** Task description **
Each line that holds the word "Meio" should be returned.

** Records shown **
[Begin]

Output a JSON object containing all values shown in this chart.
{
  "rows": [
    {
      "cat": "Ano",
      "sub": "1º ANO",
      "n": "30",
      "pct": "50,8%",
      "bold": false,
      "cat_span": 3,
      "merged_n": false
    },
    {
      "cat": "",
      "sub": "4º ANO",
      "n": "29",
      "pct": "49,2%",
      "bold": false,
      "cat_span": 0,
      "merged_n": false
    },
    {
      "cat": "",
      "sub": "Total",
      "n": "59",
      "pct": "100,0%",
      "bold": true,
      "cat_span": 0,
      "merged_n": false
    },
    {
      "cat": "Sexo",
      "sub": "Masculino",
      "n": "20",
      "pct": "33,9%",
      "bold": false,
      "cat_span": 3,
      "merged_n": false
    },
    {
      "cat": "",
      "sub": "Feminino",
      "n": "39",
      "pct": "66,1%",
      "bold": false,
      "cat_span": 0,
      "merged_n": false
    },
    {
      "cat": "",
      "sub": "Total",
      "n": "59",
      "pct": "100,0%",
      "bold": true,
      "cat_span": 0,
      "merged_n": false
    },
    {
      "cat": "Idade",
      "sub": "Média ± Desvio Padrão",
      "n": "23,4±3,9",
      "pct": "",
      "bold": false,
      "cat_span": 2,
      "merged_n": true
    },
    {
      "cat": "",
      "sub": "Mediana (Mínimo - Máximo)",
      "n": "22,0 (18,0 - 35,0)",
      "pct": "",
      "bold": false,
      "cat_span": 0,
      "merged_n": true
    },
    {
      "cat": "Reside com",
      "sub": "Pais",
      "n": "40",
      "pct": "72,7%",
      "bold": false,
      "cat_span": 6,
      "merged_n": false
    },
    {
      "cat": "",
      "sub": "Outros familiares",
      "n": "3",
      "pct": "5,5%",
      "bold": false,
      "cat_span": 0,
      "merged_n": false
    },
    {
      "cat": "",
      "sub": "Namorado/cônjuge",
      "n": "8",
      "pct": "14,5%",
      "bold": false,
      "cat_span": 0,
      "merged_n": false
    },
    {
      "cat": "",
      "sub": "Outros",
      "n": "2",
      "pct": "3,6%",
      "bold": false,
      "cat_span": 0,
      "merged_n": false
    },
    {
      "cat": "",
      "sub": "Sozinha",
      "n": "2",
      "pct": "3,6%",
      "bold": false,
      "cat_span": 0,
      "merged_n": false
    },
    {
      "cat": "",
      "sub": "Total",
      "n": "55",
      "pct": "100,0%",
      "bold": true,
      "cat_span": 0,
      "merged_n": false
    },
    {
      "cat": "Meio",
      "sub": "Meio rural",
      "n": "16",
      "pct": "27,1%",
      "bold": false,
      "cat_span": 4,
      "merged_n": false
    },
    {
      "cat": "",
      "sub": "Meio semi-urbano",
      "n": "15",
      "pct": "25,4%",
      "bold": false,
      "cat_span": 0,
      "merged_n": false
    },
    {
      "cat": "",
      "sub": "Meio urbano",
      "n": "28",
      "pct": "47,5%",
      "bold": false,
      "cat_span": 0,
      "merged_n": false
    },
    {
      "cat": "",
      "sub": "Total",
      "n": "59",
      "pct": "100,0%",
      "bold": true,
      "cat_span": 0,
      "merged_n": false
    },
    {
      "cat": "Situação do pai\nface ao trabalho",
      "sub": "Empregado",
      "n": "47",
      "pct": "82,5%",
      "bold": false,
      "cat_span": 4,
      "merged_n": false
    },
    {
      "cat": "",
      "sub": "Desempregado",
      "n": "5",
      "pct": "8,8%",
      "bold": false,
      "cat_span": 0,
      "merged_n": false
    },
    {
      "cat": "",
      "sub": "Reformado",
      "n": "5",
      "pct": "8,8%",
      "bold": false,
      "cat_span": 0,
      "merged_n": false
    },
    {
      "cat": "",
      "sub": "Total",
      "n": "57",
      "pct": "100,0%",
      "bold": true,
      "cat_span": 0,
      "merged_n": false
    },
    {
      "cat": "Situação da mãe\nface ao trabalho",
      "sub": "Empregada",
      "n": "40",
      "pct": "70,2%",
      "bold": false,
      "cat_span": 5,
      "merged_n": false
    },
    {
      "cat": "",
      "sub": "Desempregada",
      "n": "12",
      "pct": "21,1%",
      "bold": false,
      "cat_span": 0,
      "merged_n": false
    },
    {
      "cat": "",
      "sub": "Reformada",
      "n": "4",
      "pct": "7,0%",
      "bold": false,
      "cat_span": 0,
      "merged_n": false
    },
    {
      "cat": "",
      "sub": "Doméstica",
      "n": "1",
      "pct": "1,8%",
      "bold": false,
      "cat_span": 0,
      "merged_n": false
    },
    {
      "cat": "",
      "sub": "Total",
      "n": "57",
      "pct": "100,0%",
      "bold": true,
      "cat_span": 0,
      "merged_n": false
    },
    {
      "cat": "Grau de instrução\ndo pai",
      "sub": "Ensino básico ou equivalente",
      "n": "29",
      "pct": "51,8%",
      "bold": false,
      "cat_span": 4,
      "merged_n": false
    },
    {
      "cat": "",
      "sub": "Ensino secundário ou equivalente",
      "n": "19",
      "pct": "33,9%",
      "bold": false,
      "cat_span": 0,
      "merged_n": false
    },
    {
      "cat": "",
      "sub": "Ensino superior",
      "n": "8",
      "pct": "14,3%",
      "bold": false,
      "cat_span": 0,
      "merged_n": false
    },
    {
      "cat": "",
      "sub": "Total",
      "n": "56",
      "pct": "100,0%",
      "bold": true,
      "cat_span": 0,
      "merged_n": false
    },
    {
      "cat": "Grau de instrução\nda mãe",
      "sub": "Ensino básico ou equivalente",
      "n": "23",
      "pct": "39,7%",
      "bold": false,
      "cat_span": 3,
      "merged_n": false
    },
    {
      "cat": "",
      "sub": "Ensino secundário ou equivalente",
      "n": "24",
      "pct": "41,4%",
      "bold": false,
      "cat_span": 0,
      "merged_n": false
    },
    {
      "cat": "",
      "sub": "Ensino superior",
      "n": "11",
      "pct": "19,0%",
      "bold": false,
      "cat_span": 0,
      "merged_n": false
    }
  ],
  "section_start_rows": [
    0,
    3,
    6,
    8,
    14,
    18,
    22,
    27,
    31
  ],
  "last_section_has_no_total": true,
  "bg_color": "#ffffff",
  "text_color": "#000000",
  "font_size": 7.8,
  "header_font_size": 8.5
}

[End]

** Complete response **
      "cat": "Meio",
      "sub": "Meio rural",
      "sub": "Meio semi-urbano",
      "sub": "Meio urbano",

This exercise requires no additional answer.